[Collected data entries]
## START

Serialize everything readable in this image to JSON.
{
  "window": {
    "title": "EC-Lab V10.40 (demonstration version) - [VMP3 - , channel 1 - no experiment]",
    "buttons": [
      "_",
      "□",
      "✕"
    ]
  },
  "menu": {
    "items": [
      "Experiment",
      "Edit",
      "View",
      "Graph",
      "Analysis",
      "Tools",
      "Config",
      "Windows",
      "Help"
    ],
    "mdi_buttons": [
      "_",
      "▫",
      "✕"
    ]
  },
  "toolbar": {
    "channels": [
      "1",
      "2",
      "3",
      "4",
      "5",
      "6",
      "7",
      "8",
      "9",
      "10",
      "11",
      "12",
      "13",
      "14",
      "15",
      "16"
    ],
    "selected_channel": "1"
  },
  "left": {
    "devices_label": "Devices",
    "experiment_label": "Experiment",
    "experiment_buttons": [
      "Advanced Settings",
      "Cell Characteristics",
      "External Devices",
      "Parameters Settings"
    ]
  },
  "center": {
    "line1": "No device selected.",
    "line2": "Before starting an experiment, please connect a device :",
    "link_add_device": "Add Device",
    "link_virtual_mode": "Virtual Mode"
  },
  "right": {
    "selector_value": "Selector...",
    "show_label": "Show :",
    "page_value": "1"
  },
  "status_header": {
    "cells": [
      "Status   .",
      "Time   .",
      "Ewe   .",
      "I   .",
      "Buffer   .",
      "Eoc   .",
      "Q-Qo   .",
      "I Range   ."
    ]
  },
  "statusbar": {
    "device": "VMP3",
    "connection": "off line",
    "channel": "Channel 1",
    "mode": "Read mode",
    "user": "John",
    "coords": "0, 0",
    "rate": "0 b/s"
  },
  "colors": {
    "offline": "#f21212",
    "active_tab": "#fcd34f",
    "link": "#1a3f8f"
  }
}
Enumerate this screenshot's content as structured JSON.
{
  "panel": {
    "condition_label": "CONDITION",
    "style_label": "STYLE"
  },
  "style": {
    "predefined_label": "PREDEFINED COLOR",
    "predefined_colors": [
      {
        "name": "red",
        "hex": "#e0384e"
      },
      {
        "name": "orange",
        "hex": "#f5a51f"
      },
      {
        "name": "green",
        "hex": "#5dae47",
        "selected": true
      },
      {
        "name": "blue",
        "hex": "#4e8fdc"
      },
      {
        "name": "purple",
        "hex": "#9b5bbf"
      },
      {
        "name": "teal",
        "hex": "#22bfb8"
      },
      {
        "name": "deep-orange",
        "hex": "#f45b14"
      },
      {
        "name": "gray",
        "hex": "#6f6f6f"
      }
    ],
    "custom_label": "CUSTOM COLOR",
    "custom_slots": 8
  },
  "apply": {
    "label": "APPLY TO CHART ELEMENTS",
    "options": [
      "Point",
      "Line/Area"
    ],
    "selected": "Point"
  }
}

## END

Work through the records above line by line and count those that hold the string "Devices". Give only the result.

2